Material provided —
******
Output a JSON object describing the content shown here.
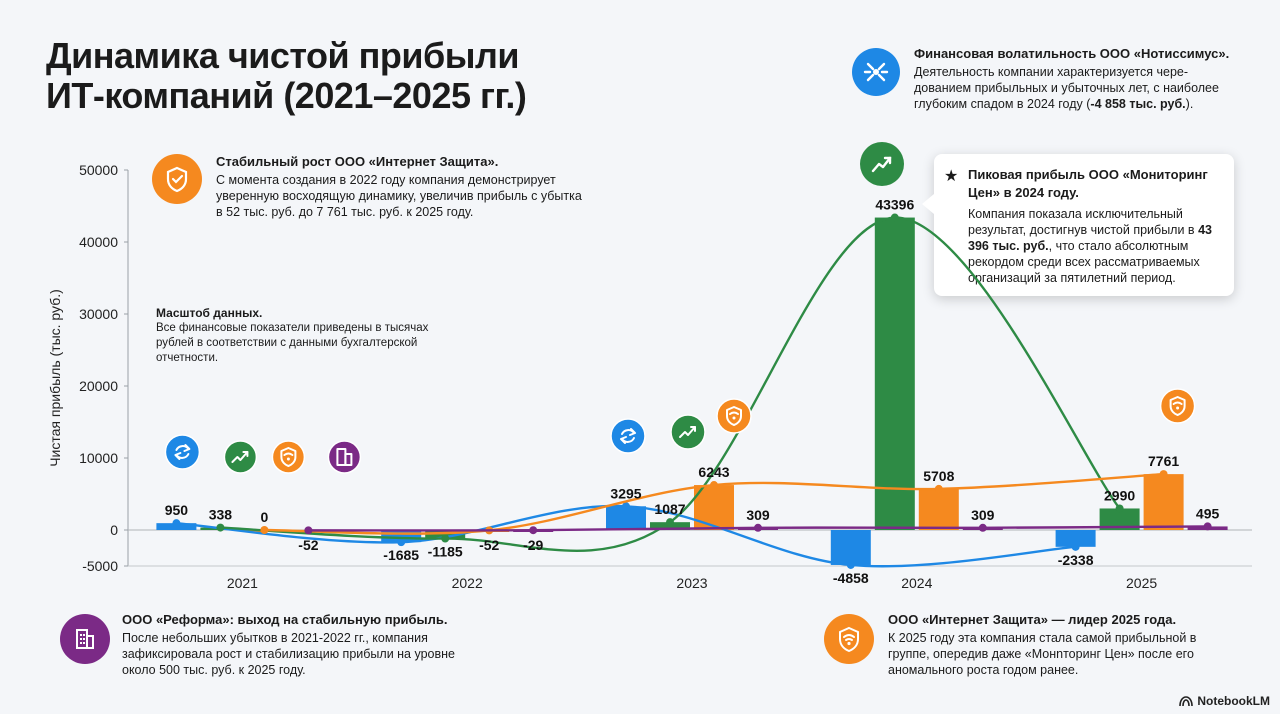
{
  "title": "Динамика чистой прибыли\nИТ-компаний (2021–2025 гг.)",
  "notes": {
    "volatility": {
      "head": "Финансовая волатильность ООО «Нотиссимус».",
      "body_pre": "Деятельность компании характеризуется чере-дованием прибыльных и убыточных лет, с наиболее глубоким спадом в 2024 году (",
      "body_bold": "-4 858 тыс. руб.",
      "body_post": ")."
    },
    "stable_growth": {
      "head": "Стабильный рост ООО «Интернет Защита».",
      "body": "С момента создания в 2022 году компания демонстрирует уверенную восходящую динамику, увеличив прибыль с убытка в 52 тыс. руб. до 7 761 тыс. руб. к 2025 году."
    },
    "scale": {
      "head": "Масштоб данных.",
      "body": "Все финансовые показатели приведены в тысячах рублей в соответствии с данными бухгалтерской отчетности."
    },
    "peak": {
      "head": "Пиковая прибыль ООО «Мониторинг Цен» в 2024 году.",
      "body_pre": "Компания показала исключительный результат, достигнув чистой прибыли в ",
      "body_bold": "43 396 тыс. руб.",
      "body_post": ", что стало абсолютным рекордом среди всех рассматриваемых организаций за пятилетний период."
    },
    "reforma": {
      "head": "ООО «Реформа»: выход на стабильную прибыль.",
      "body": "После небольших убытков в 2021-2022 гг., компания зафиксировала рост и стабилизацию прибыли на уровне около 500 тыс. руб. к 2025 году."
    },
    "leader": {
      "head": "ООО «Интернет Защита» — лидер 2025 года.",
      "body": "К 2025 году эта компания стала самой прибыльной в группе, опередив даже «Монnторинг Цен» после его аномального роста годом ранее."
    }
  },
  "brand": "NotebookLM",
  "colors": {
    "blue": "#1e88e5",
    "green": "#2e8b45",
    "orange": "#f5891f",
    "purple": "#7b2a86"
  },
  "icons": {
    "blue": "recycle-icon",
    "green": "trend-up-icon",
    "orange": "wifi-shield-icon",
    "purple": "building-icon"
  },
  "chart_data": {
    "type": "bar",
    "categories": [
      "2021",
      "2022",
      "2023",
      "2024",
      "2025"
    ],
    "ylabel": "Чистая прибыль (тыс. руб.)",
    "ylim": [
      -5000,
      50000
    ],
    "yticks": [
      "-5000",
      "0",
      "10000",
      "20000",
      "30000",
      "40000",
      "50000"
    ],
    "series": [
      {
        "color": "blue",
        "values": [
          950,
          -1685,
          3295,
          -4858,
          -2338
        ]
      },
      {
        "color": "green",
        "values": [
          338,
          -1185,
          1087,
          43396,
          2990
        ]
      },
      {
        "color": "orange",
        "values": [
          0,
          -52,
          6243,
          5708,
          7761
        ]
      },
      {
        "color": "purple",
        "values": [
          -52,
          -29,
          309,
          309,
          495
        ]
      }
    ],
    "grid": false
  }
}
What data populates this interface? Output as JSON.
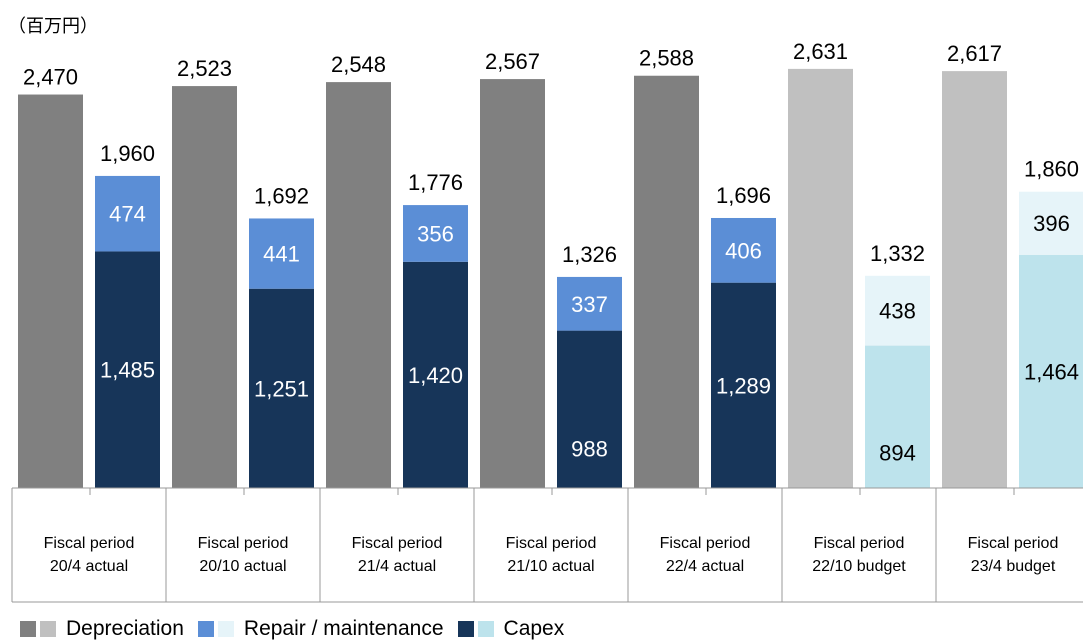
{
  "unit_label": "（百万円）",
  "legend": [
    {
      "label": "Depreciation",
      "colors": [
        "#808080",
        "#c0c0c0"
      ]
    },
    {
      "label": "Repair / maintenance",
      "colors": [
        "#5b8ed6",
        "#e6f4f9"
      ]
    },
    {
      "label": "Capex",
      "colors": [
        "#173559",
        "#bde3ec"
      ]
    }
  ],
  "colors": {
    "depreciation_actual": "#808080",
    "depreciation_budget": "#c0c0c0",
    "repair_actual": "#5b8ed6",
    "repair_budget": "#e6f4f9",
    "capex_actual": "#173559",
    "capex_budget": "#bde3ec"
  },
  "chart_data": {
    "type": "bar",
    "categories": [
      [
        "Fiscal period",
        "20/4 actual"
      ],
      [
        "Fiscal period",
        "20/10 actual"
      ],
      [
        "Fiscal period",
        "21/4 actual"
      ],
      [
        "Fiscal period",
        "21/10 actual"
      ],
      [
        "Fiscal period",
        "22/4 actual"
      ],
      [
        "Fiscal period",
        "22/10 budget"
      ],
      [
        "Fiscal period",
        "23/4 budget"
      ]
    ],
    "budget_flags": [
      false,
      false,
      false,
      false,
      false,
      true,
      true
    ],
    "depreciation": [
      "2,470",
      "2,523",
      "2,548",
      "2,567",
      "2,588",
      "2,631",
      "2,617"
    ],
    "capex_repair_total": [
      "1,960",
      "1,692",
      "1,776",
      "1,326",
      "1,696",
      "1,332",
      "1,860"
    ],
    "repair_maintenance": [
      "474",
      "441",
      "356",
      "337",
      "406",
      "438",
      "396"
    ],
    "capex": [
      "1,485",
      "1,251",
      "1,420",
      "988",
      "1,289",
      "894",
      "1,464"
    ],
    "ylim": [
      0,
      2700
    ]
  }
}
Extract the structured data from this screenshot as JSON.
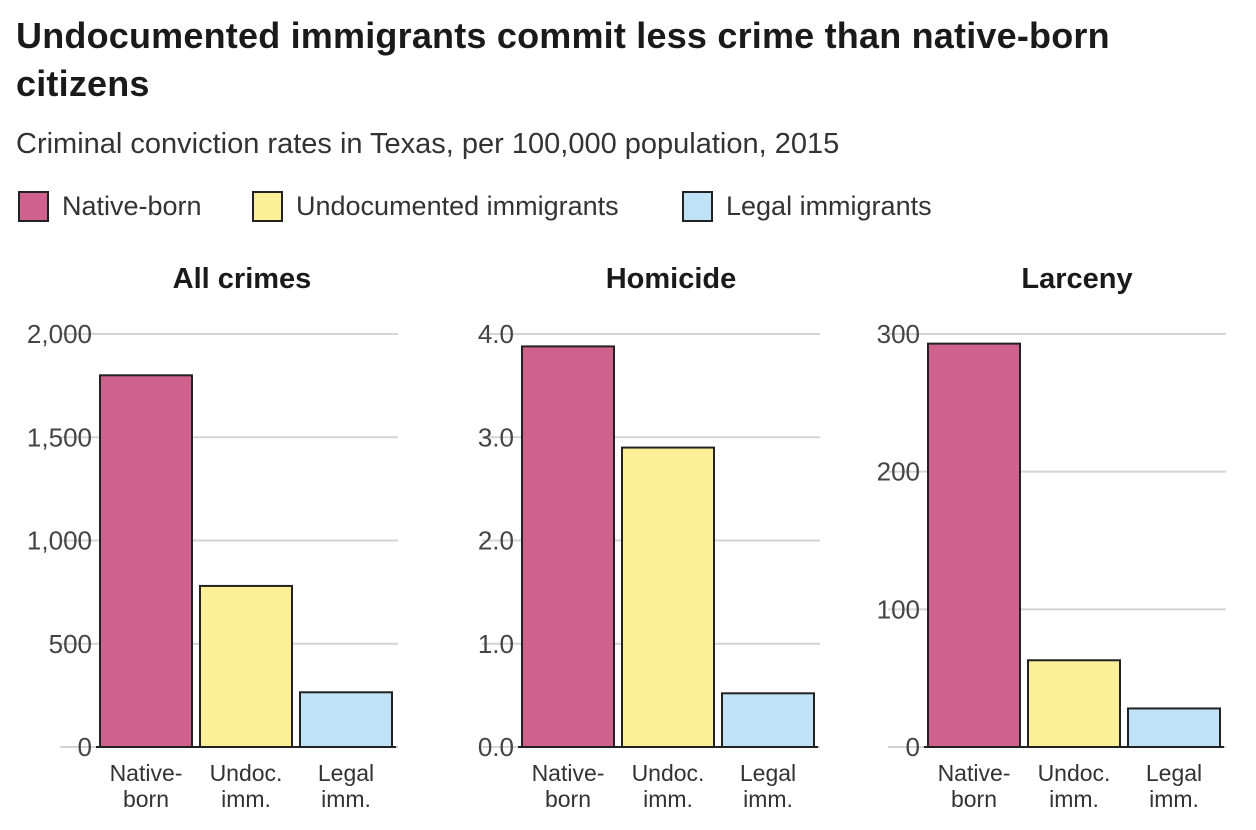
{
  "header": {
    "title": "Undocumented immigrants commit less crime than native-born citizens",
    "subtitle": "Criminal conviction rates in Texas, per 100,000 population, 2015"
  },
  "legend": [
    {
      "label": "Native-born",
      "color": "#cf628c"
    },
    {
      "label": "Undocumented immigrants",
      "color": "#fcef97"
    },
    {
      "label": "Legal immigrants",
      "color": "#bfe2f7"
    }
  ],
  "chart_data": [
    {
      "type": "bar",
      "title": "All crimes",
      "categories": [
        [
          "Native-",
          "born"
        ],
        [
          "Undoc.",
          "imm."
        ],
        [
          "Legal",
          "imm."
        ]
      ],
      "values": [
        1800,
        780,
        265
      ],
      "colors": [
        "#cf628c",
        "#fcef97",
        "#bfe2f7"
      ],
      "ylim": [
        0,
        2000
      ],
      "yticks": [
        0,
        500,
        1000,
        1500,
        2000
      ],
      "ytick_labels": [
        "0",
        "500",
        "1,000",
        "1,500",
        "2,000"
      ],
      "grid": true
    },
    {
      "type": "bar",
      "title": "Homicide",
      "categories": [
        [
          "Native-",
          "born"
        ],
        [
          "Undoc.",
          "imm."
        ],
        [
          "Legal",
          "imm."
        ]
      ],
      "values": [
        3.88,
        2.9,
        0.52
      ],
      "colors": [
        "#cf628c",
        "#fcef97",
        "#bfe2f7"
      ],
      "ylim": [
        0,
        4
      ],
      "yticks": [
        0,
        1,
        2,
        3,
        4
      ],
      "ytick_labels": [
        "0.0",
        "1.0",
        "2.0",
        "3.0",
        "4.0"
      ],
      "grid": true
    },
    {
      "type": "bar",
      "title": "Larceny",
      "categories": [
        [
          "Native-",
          "born"
        ],
        [
          "Undoc.",
          "imm."
        ],
        [
          "Legal",
          "imm."
        ]
      ],
      "values": [
        293,
        63,
        28
      ],
      "colors": [
        "#cf628c",
        "#fcef97",
        "#bfe2f7"
      ],
      "ylim": [
        0,
        300
      ],
      "yticks": [
        0,
        100,
        200,
        300
      ],
      "ytick_labels": [
        "0",
        "100",
        "200",
        "300"
      ],
      "grid": true
    }
  ]
}
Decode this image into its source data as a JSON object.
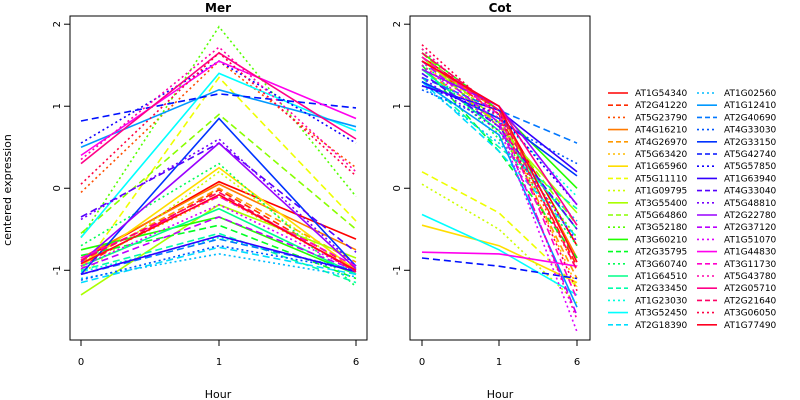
******
What needs to be done —
Write out the records above exactly as they stand, leaving out every picture.

Response below —
Output a JSON object describing the content shown here.
{
  "title": "Динамика чистой прибыли\nИТ-компаний (2021–2025 гг.)",
  "notes": {
    "volatility": {
      "head": "Финансовая волатильность ООО «Нотиссимус».",
      "body_pre": "Деятельность компании характеризуется чере-дованием прибыльных и убыточных лет, с наиболее глубоким спадом в 2024 году (",
      "body_bold": "-4 858 тыс. руб.",
      "body_post": ")."
    },
    "stable_growth": {
      "head": "Стабильный рост ООО «Интернет Защита».",
      "body": "С момента создания в 2022 году компания демонстрирует уверенную восходящую динамику, увеличив прибыль с убытка в 52 тыс. руб. до 7 761 тыс. руб. к 2025 году."
    },
    "scale": {
      "head": "Масштоб данных.",
      "body": "Все финансовые показатели приведены в тысячах рублей в соответствии с данными бухгалтерской отчетности."
    },
    "peak": {
      "head": "Пиковая прибыль ООО «Мониторинг Цен» в 2024 году.",
      "body_pre": "Компания показала исключительный результат, достигнув чистой прибыли в ",
      "body_bold": "43 396 тыс. руб.",
      "body_post": ", что стало абсолютным рекордом среди всех рассматриваемых организаций за пятилетний период."
    },
    "reforma": {
      "head": "ООО «Реформа»: выход на стабильную прибыль.",
      "body": "После небольших убытков в 2021-2022 гг., компания зафиксировала рост и стабилизацию прибыли на уровне около 500 тыс. руб. к 2025 году."
    },
    "leader": {
      "head": "ООО «Интернет Защита» — лидер 2025 года.",
      "body": "К 2025 году эта компания стала самой прибыльной в группе, опередив даже «Монnторинг Цен» после его аномального роста годом ранее."
    }
  },
  "brand": "NotebookLM",
  "colors": {
    "blue": "#1e88e5",
    "green": "#2e8b45",
    "orange": "#f5891f",
    "purple": "#7b2a86"
  },
  "icons": {
    "blue": "recycle-icon",
    "green": "trend-up-icon",
    "orange": "wifi-shield-icon",
    "purple": "building-icon"
  },
  "chart_data": {
    "type": "bar",
    "categories": [
      "2021",
      "2022",
      "2023",
      "2024",
      "2025"
    ],
    "ylabel": "Чистая прибыль (тыс. руб.)",
    "ylim": [
      -5000,
      50000
    ],
    "yticks": [
      "-5000",
      "0",
      "10000",
      "20000",
      "30000",
      "40000",
      "50000"
    ],
    "series": [
      {
        "color": "blue",
        "values": [
          950,
          -1685,
          3295,
          -4858,
          -2338
        ]
      },
      {
        "color": "green",
        "values": [
          338,
          -1185,
          1087,
          43396,
          2990
        ]
      },
      {
        "color": "orange",
        "values": [
          0,
          -52,
          6243,
          5708,
          7761
        ]
      },
      {
        "color": "purple",
        "values": [
          -52,
          -29,
          309,
          309,
          495
        ]
      }
    ],
    "grid": false
  }
}
What data populates this interface? Output as JSON.
{
  "unit_label": "（百万円）",
  "legend": [
    {
      "label": "Depreciation",
      "colors": [
        "#808080",
        "#c0c0c0"
      ]
    },
    {
      "label": "Repair / maintenance",
      "colors": [
        "#5b8ed6",
        "#e6f4f9"
      ]
    },
    {
      "label": "Capex",
      "colors": [
        "#173559",
        "#bde3ec"
      ]
    }
  ],
  "colors": {
    "depreciation_actual": "#808080",
    "depreciation_budget": "#c0c0c0",
    "repair_actual": "#5b8ed6",
    "repair_budget": "#e6f4f9",
    "capex_actual": "#173559",
    "capex_budget": "#bde3ec"
  },
  "chart_data": {
    "type": "bar",
    "categories": [
      [
        "Fiscal period",
        "20/4 actual"
      ],
      [
        "Fiscal period",
        "20/10 actual"
      ],
      [
        "Fiscal period",
        "21/4 actual"
      ],
      [
        "Fiscal period",
        "21/10 actual"
      ],
      [
        "Fiscal period",
        "22/4 actual"
      ],
      [
        "Fiscal period",
        "22/10 budget"
      ],
      [
        "Fiscal period",
        "23/4 budget"
      ]
    ],
    "budget_flags": [
      false,
      false,
      false,
      false,
      false,
      true,
      true
    ],
    "depreciation": [
      "2,470",
      "2,523",
      "2,548",
      "2,567",
      "2,588",
      "2,631",
      "2,617"
    ],
    "capex_repair_total": [
      "1,960",
      "1,692",
      "1,776",
      "1,326",
      "1,696",
      "1,332",
      "1,860"
    ],
    "repair_maintenance": [
      "474",
      "441",
      "356",
      "337",
      "406",
      "438",
      "396"
    ],
    "capex": [
      "1,485",
      "1,251",
      "1,420",
      "988",
      "1,289",
      "894",
      "1,464"
    ],
    "ylim": [
      0,
      2700
    ]
  }
}
Extract the structured data from this screenshot as JSON.
{
  "header": {
    "title": "Undocumented immigrants commit less crime than native-born citizens",
    "subtitle": "Criminal conviction rates in Texas, per 100,000 population, 2015"
  },
  "legend": [
    {
      "label": "Native-born",
      "color": "#cf628c"
    },
    {
      "label": "Undocumented immigrants",
      "color": "#fcef97"
    },
    {
      "label": "Legal immigrants",
      "color": "#bfe2f7"
    }
  ],
  "chart_data": [
    {
      "type": "bar",
      "title": "All crimes",
      "categories": [
        [
          "Native-",
          "born"
        ],
        [
          "Undoc.",
          "imm."
        ],
        [
          "Legal",
          "imm."
        ]
      ],
      "values": [
        1800,
        780,
        265
      ],
      "colors": [
        "#cf628c",
        "#fcef97",
        "#bfe2f7"
      ],
      "ylim": [
        0,
        2000
      ],
      "yticks": [
        0,
        500,
        1000,
        1500,
        2000
      ],
      "ytick_labels": [
        "0",
        "500",
        "1,000",
        "1,500",
        "2,000"
      ],
      "grid": true
    },
    {
      "type": "bar",
      "title": "Homicide",
      "categories": [
        [
          "Native-",
          "born"
        ],
        [
          "Undoc.",
          "imm."
        ],
        [
          "Legal",
          "imm."
        ]
      ],
      "values": [
        3.88,
        2.9,
        0.52
      ],
      "colors": [
        "#cf628c",
        "#fcef97",
        "#bfe2f7"
      ],
      "ylim": [
        0,
        4
      ],
      "yticks": [
        0,
        1,
        2,
        3,
        4
      ],
      "ytick_labels": [
        "0.0",
        "1.0",
        "2.0",
        "3.0",
        "4.0"
      ],
      "grid": true
    },
    {
      "type": "bar",
      "title": "Larceny",
      "categories": [
        [
          "Native-",
          "born"
        ],
        [
          "Undoc.",
          "imm."
        ],
        [
          "Legal",
          "imm."
        ]
      ],
      "values": [
        293,
        63,
        28
      ],
      "colors": [
        "#cf628c",
        "#fcef97",
        "#bfe2f7"
      ],
      "ylim": [
        0,
        300
      ],
      "yticks": [
        0,
        100,
        200,
        300
      ],
      "ytick_labels": [
        "0",
        "100",
        "200",
        "300"
      ],
      "grid": true
    }
  ]
}
Decode this image into its source data as a JSON object.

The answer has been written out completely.